Data supplied =
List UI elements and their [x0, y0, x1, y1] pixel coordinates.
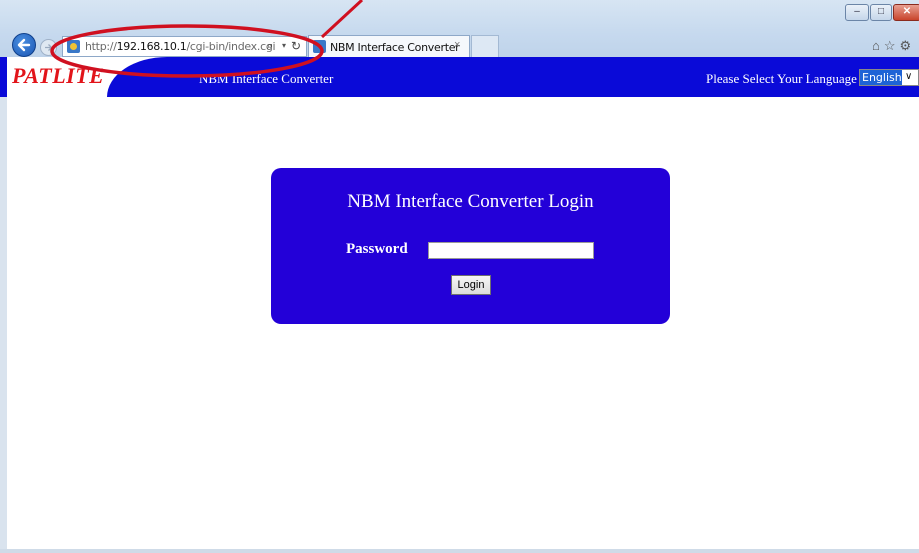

...

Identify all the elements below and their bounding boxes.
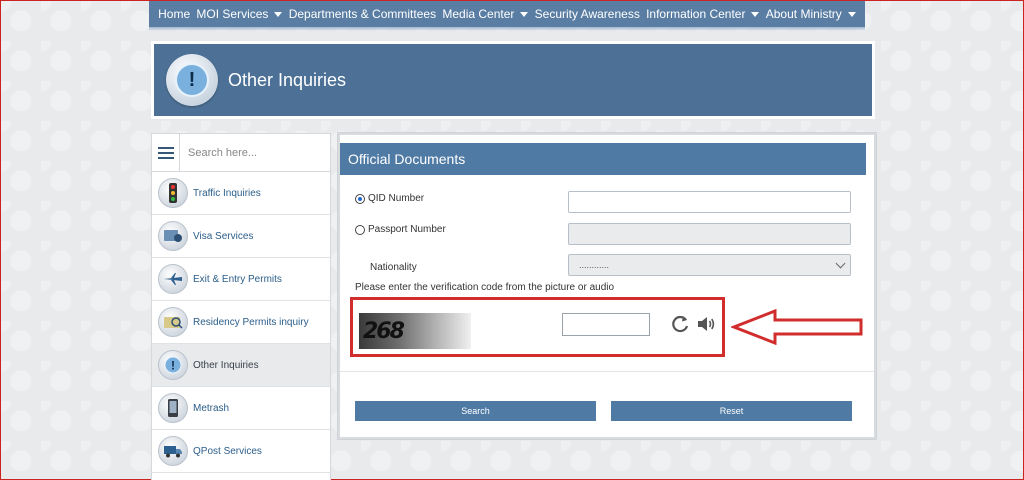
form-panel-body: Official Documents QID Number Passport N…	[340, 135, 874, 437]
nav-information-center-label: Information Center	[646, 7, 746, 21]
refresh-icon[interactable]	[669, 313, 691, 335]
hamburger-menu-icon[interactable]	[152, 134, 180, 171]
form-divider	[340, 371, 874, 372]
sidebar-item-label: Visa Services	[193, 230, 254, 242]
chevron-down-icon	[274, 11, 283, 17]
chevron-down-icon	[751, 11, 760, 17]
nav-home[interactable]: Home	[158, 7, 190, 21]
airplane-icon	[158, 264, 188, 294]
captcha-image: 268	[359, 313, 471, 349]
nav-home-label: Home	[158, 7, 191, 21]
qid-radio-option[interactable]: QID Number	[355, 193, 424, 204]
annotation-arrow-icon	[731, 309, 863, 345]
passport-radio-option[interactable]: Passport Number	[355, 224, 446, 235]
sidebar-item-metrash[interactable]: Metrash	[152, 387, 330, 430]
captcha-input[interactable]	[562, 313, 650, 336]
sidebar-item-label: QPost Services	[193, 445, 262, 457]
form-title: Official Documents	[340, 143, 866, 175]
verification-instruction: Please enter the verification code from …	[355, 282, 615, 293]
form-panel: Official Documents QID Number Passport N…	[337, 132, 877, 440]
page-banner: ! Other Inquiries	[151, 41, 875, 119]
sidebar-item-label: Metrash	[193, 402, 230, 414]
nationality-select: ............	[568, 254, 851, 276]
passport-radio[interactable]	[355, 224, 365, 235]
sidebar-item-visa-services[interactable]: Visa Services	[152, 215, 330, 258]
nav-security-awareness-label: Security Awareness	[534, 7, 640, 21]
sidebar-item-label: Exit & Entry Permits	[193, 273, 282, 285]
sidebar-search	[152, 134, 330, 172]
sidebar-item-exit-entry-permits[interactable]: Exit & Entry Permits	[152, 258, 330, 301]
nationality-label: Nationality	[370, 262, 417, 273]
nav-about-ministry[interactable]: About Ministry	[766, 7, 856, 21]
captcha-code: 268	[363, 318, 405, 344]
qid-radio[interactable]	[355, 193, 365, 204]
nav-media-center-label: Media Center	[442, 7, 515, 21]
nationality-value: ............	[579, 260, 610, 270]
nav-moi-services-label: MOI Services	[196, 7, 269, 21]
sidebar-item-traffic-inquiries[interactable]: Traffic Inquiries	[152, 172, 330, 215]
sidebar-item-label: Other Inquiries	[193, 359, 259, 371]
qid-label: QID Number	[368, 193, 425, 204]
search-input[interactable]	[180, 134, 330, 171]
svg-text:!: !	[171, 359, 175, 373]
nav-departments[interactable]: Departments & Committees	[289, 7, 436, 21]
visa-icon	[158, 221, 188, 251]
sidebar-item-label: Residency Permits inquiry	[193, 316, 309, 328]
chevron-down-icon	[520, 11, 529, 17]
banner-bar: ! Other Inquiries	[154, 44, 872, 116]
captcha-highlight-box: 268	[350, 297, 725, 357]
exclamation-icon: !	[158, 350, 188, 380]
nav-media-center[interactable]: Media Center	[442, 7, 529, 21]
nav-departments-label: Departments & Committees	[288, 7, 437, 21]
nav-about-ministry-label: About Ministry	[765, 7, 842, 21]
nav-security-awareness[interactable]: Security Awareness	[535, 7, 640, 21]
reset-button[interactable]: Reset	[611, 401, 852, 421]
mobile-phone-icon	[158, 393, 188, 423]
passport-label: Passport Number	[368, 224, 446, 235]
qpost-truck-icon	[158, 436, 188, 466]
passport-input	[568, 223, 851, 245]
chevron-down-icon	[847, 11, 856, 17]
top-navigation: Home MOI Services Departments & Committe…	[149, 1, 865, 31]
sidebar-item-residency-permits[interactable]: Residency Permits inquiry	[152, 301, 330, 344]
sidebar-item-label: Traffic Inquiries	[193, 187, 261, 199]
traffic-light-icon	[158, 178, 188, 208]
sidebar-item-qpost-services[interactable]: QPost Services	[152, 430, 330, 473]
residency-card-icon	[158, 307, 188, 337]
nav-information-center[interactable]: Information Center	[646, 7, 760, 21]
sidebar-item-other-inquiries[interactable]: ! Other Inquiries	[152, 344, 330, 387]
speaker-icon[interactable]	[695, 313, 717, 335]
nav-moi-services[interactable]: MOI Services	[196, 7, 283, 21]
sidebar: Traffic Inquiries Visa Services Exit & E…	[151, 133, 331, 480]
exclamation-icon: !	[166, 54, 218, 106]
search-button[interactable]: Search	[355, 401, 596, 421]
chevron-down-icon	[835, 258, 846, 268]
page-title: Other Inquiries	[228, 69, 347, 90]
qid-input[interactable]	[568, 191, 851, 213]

Set task = Rewrite the listing starting at the line containing "Identify all the" and ending at the line containing "371, 874, 372]", with "elements" replaced by "items" and everything else unchanged. Leave out the pictures.

Answer to the problem =
Identify all the items below and their bounding boxes.
form-panel-body: Official Documents QID Number Passport N…	[340, 135, 874, 437]
nav-information-center-label: Information Center	[646, 7, 746, 21]
refresh-icon[interactable]	[669, 313, 691, 335]
hamburger-menu-icon[interactable]	[152, 134, 180, 171]
form-divider	[340, 371, 874, 372]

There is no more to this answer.